[TASK BRIEF] Return the listing below verbatim. Pictures do not belong in the copy.

begin MATERIAL

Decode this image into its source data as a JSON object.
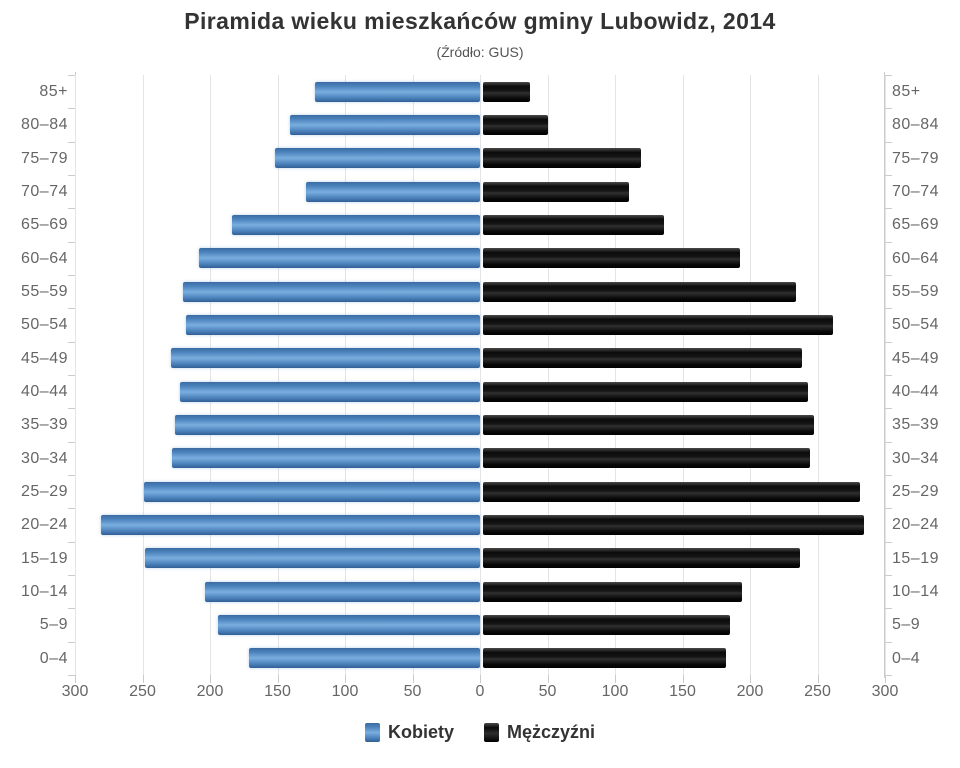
{
  "header": {
    "title": "Piramida wieku mieszkańców gminy Lubowidz, 2014",
    "subtitle": "(Źródło: GUS)"
  },
  "legend": {
    "female_label": "Kobiety",
    "male_label": "Mężczyźni",
    "position": "bottom"
  },
  "colors": {
    "female_bar": "#4d84bd",
    "male_bar": "#111111",
    "gridline": "#e4e4e4",
    "axis_line": "#cccccc",
    "axis_text": "#666666",
    "title_text": "#333333",
    "background": "#ffffff"
  },
  "chart_data": {
    "type": "bar",
    "variant": "population-pyramid",
    "title": "Piramida wieku mieszkańców gminy Lubowidz, 2014",
    "subtitle": "(Źródło: GUS)",
    "categories": [
      "85+",
      "80–84",
      "75–79",
      "70–74",
      "65–69",
      "60–64",
      "55–59",
      "50–54",
      "45–49",
      "40–44",
      "35–39",
      "30–34",
      "25–29",
      "20–24",
      "15–19",
      "10–14",
      "5–9",
      "0–4"
    ],
    "series": [
      {
        "name": "Kobiety",
        "side": "left",
        "color": "#4d84bd",
        "values": [
          122,
          141,
          152,
          129,
          184,
          208,
          220,
          218,
          229,
          222,
          226,
          228,
          249,
          281,
          248,
          204,
          194,
          171
        ]
      },
      {
        "name": "Mężczyźni",
        "side": "right",
        "color": "#111111",
        "values": [
          35,
          48,
          117,
          108,
          134,
          190,
          232,
          259,
          236,
          241,
          245,
          242,
          279,
          282,
          235,
          192,
          183,
          180
        ]
      }
    ],
    "xlim": [
      0,
      300
    ],
    "xticks": [
      0,
      50,
      100,
      150,
      200,
      250,
      300
    ],
    "grid": true,
    "legend_position": "bottom",
    "ylabel_sides": "both"
  }
}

end MATERIAL

[ANSWER FOR THE TASK]
Decode this image into its source data as a JSON object.
{
  "header": {
    "title": "Piramida wieku mieszkańców gminy Lubowidz, 2014",
    "subtitle": "(Źródło: GUS)"
  },
  "legend": {
    "female_label": "Kobiety",
    "male_label": "Mężczyźni",
    "position": "bottom"
  },
  "colors": {
    "female_bar": "#4d84bd",
    "male_bar": "#111111",
    "gridline": "#e4e4e4",
    "axis_line": "#cccccc",
    "axis_text": "#666666",
    "title_text": "#333333",
    "background": "#ffffff"
  },
  "chart_data": {
    "type": "bar",
    "variant": "population-pyramid",
    "title": "Piramida wieku mieszkańców gminy Lubowidz, 2014",
    "subtitle": "(Źródło: GUS)",
    "categories": [
      "85+",
      "80–84",
      "75–79",
      "70–74",
      "65–69",
      "60–64",
      "55–59",
      "50–54",
      "45–49",
      "40–44",
      "35–39",
      "30–34",
      "25–29",
      "20–24",
      "15–19",
      "10–14",
      "5–9",
      "0–4"
    ],
    "series": [
      {
        "name": "Kobiety",
        "side": "left",
        "color": "#4d84bd",
        "values": [
          122,
          141,
          152,
          129,
          184,
          208,
          220,
          218,
          229,
          222,
          226,
          228,
          249,
          281,
          248,
          204,
          194,
          171
        ]
      },
      {
        "name": "Mężczyźni",
        "side": "right",
        "color": "#111111",
        "values": [
          35,
          48,
          117,
          108,
          134,
          190,
          232,
          259,
          236,
          241,
          245,
          242,
          279,
          282,
          235,
          192,
          183,
          180
        ]
      }
    ],
    "xlim": [
      0,
      300
    ],
    "xticks": [
      0,
      50,
      100,
      150,
      200,
      250,
      300
    ],
    "grid": true,
    "legend_position": "bottom",
    "ylabel_sides": "both"
  }
}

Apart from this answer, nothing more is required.